* Description of the task *
Repeat the listing below in full, exactly as it stands.

— BEGIN —

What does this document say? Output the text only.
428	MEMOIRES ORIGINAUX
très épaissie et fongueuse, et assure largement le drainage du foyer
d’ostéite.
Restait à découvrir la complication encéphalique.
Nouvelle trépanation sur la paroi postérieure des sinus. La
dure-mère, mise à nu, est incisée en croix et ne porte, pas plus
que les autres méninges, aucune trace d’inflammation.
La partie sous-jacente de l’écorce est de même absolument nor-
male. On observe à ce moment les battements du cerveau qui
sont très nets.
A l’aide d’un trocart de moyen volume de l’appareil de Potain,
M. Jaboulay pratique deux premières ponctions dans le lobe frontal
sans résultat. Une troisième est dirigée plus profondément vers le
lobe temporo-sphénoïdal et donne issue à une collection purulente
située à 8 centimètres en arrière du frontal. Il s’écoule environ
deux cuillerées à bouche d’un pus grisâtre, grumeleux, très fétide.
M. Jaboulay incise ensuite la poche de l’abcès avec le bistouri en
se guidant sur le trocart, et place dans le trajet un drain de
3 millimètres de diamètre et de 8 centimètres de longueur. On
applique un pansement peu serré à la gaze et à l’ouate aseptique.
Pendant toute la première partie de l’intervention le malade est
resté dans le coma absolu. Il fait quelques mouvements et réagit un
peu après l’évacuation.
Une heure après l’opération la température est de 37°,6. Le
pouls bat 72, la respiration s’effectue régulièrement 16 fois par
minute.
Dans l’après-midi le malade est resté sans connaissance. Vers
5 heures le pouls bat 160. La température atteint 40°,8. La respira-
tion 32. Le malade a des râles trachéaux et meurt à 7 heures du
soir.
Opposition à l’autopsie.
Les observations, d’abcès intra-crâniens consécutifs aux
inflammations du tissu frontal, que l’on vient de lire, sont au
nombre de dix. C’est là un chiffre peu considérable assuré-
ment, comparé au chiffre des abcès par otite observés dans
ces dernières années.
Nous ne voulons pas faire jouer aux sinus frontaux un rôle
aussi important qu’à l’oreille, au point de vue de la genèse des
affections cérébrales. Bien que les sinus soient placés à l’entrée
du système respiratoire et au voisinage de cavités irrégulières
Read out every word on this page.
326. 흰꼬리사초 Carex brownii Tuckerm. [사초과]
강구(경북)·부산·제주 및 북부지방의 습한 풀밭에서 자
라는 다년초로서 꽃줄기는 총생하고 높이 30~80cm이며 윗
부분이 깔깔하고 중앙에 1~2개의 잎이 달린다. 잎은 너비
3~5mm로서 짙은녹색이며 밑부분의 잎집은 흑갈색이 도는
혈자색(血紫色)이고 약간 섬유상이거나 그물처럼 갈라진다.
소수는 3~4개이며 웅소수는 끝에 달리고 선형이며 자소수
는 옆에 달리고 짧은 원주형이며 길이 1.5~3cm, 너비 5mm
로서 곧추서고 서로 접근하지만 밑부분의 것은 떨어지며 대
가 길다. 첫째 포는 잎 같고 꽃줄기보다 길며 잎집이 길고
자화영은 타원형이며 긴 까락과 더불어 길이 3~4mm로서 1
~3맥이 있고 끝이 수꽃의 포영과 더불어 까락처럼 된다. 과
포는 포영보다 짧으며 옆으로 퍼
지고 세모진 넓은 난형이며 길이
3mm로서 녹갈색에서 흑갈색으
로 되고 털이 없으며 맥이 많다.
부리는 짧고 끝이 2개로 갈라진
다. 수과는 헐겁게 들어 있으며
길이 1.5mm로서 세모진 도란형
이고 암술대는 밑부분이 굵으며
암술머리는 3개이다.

— END —

* Correct output *
What does this document say? Output the text only.
428	MEMOIRES ORIGINAUX
très épaissie et fongueuse, et assure largement le drainage du foyer
d’ostéite.
Restait à découvrir la complication encéphalique.
Nouvelle trépanation sur la paroi postérieure des sinus. La
dure-mère, mise à nu, est incisée en croix et ne porte, pas plus
que les autres méninges, aucune trace d’inflammation.
La partie sous-jacente de l’écorce est de même absolument nor-
male. On observe à ce moment les battements du cerveau qui
sont très nets.
A l’aide d’un trocart de moyen volume de l’appareil de Potain,
M. Jaboulay pratique deux premières ponctions dans le lobe frontal
sans résultat. Une troisième est dirigée plus profondément vers le
lobe temporo-sphénoïdal et donne issue à une collection purulente
située à 8 centimètres en arrière du frontal. Il s’écoule environ
deux cuillerées à bouche d’un pus grisâtre, grumeleux, très fétide.
M. Jaboulay incise ensuite la poche de l’abcès avec le bistouri en
se guidant sur le trocart, et place dans le trajet un drain de
3 millimètres de diamètre et de 8 centimètres de longueur. On
applique un pansement peu serré à la gaze et à l’ouate aseptique.
Pendant toute la première partie de l’intervention le malade est
resté dans le coma absolu. Il fait quelques mouvements et réagit un
peu après l’évacuation.
Une heure après l’opération la température est de 37°,6. Le
pouls bat 72, la respiration s’effectue régulièrement 16 fois par
minute.
Dans l’après-midi le malade est resté sans connaissance. Vers
5 heures le pouls bat 160. La température atteint 40°,8. La respira-
tion 32. Le malade a des râles trachéaux et meurt à 7 heures du
soir.
Opposition à l’autopsie.
Les observations, d’abcès intra-crâniens consécutifs aux
inflammations du tissu frontal, que l’on vient de lire, sont au
nombre de dix. C’est là un chiffre peu considérable assuré-
ment, comparé au chiffre des abcès par otite observés dans
ces dernières années.
Nous ne voulons pas faire jouer aux sinus frontaux un rôle
aussi important qu’à l’oreille, au point de vue de la genèse des
affections cérébrales. Bien que les sinus soient placés à l’entrée
du système respiratoire et au voisinage de cavités irrégulières
Read out every word on this page.
326. 흰꼬리사초 Carex brownii Tuckerm. [사초과]
강구(경북)·부산·제주 및 북부지방의 습한 풀밭에서 자
라는 다년초로서 꽃줄기는 총생하고 높이 30~80cm이며 윗
부분이 깔깔하고 중앙에 1~2개의 잎이 달린다. 잎은 너비
3~5mm로서 짙은녹색이며 밑부분의 잎집은 흑갈색이 도는
혈자색(血紫色)이고 약간 섬유상이거나 그물처럼 갈라진다.
소수는 3~4개이며 웅소수는 끝에 달리고 선형이며 자소수
는 옆에 달리고 짧은 원주형이며 길이 1.5~3cm, 너비 5mm
로서 곧추서고 서로 접근하지만 밑부분의 것은 떨어지며 대
가 길다. 첫째 포는 잎 같고 꽃줄기보다 길며 잎집이 길고
자화영은 타원형이며 긴 까락과 더불어 길이 3~4mm로서 1
~3맥이 있고 끝이 수꽃의 포영과 더불어 까락처럼 된다. 과
포는 포영보다 짧으며 옆으로 퍼
지고 세모진 넓은 난형이며 길이
3mm로서 녹갈색에서 흑갈색으
로 되고 털이 없으며 맥이 많다.
부리는 짧고 끝이 2개로 갈라진
다. 수과는 헐겁게 들어 있으며
길이 1.5mm로서 세모진 도란형
이고 암술대는 밑부분이 굵으며
암술머리는 3개이다.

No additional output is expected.